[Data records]

* * * *

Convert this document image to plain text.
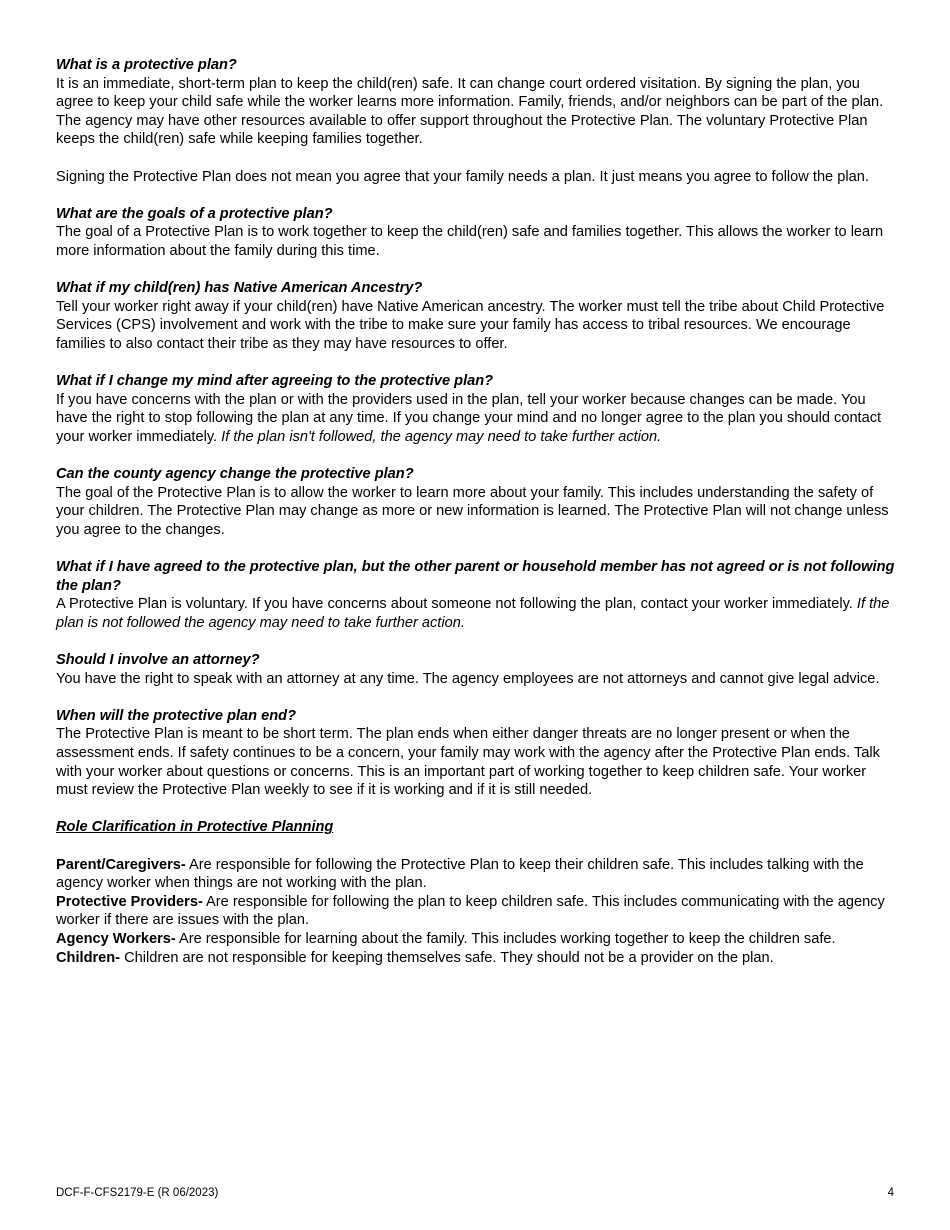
What is a protective plan?
It is an immediate, short-term plan to keep the child(ren) safe. It can change court ordered visitation. By signing the plan, you agree to keep your child safe while the worker learns more information. Family, friends, and/or neighbors can be part of the plan. The agency may have other resources available to offer support throughout the Protective Plan. The voluntary Protective Plan keeps the child(ren) safe while keeping families together.
Signing the Protective Plan does not mean you agree that your family needs a plan. It just means you agree to follow the plan.
What are the goals of a protective plan?
The goal of a Protective Plan is to work together to keep the child(ren) safe and families together. This allows the worker to learn more information about the family during this time.
What if my child(ren) has Native American Ancestry?
Tell your worker right away if your child(ren) have Native American ancestry. The worker must tell the tribe about Child Protective Services (CPS) involvement and work with the tribe to make sure your family has access to tribal resources. We encourage families to also contact their tribe as they may have resources to offer.
What if I change my mind after agreeing to the protective plan?
If you have concerns with the plan or with the providers used in the plan, tell your worker because changes can be made. You have the right to stop following the plan at any time. If you change your mind and no longer agree to the plan you should contact your worker immediately. If the plan isn't followed, the agency may need to take further action.
Can the county agency change the protective plan?
The goal of the Protective Plan is to allow the worker to learn more about your family. This includes understanding the safety of your children. The Protective Plan may change as more or new information is learned. The Protective Plan will not change unless you agree to the changes.
What if I have agreed to the protective plan, but the other parent or household member has not agreed or is not following the plan?
A Protective Plan is voluntary. If you have concerns about someone not following the plan, contact your worker immediately. If the plan is not followed the agency may need to take further action.
Should I involve an attorney?
You have the right to speak with an attorney at any time. The agency employees are not attorneys and cannot give legal advice.
When will the protective plan end?
The Protective Plan is meant to be short term. The plan ends when either danger threats are no longer present or when the assessment ends. If safety continues to be a concern, your family may work with the agency after the Protective Plan ends. Talk with your worker about questions or concerns. This is an important part of working together to keep children safe. Your worker must review the Protective Plan weekly to see if it is working and if it is still needed.
Role Clarification in Protective Planning
Parent/Caregivers- Are responsible for following the Protective Plan to keep their children safe. This includes talking with the agency worker when things are not working with the plan.
Protective Providers- Are responsible for following the plan to keep children safe. This includes communicating with the agency worker if there are issues with the plan.
Agency Workers- Are responsible for learning about the family. This includes working together to keep the children safe.
Children- Children are not responsible for keeping themselves safe. They should not be a provider on the plan.
DCF-F-CFS2179-E (R 06/2023)	4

* * * *

Locate the word "families" in the records above, and return each line that has it.

It is an immediate, short-term plan to keep the child(ren) safe. It can change court ordered visitation. By signing the plan, you agree to keep your child safe while the worker learns more information. Family, friends, and/or neighbors can be part of the plan. The agency may have other resources available to offer support throughout the Protective Plan. The voluntary Protective Plan keeps the child(ren) safe while keeping families together.
The goal of a Protective Plan is to work together to keep the child(ren) safe and families together. This allows the worker to learn more information about the family during this time.
Tell your worker right away if your child(ren) have Native American ancestry. The worker must tell the tribe about Child Protective Services (CPS) involvement and work with the tribe to make sure your family has access to tribal resources. We encourage families to also contact their tribe as they may have resources to offer.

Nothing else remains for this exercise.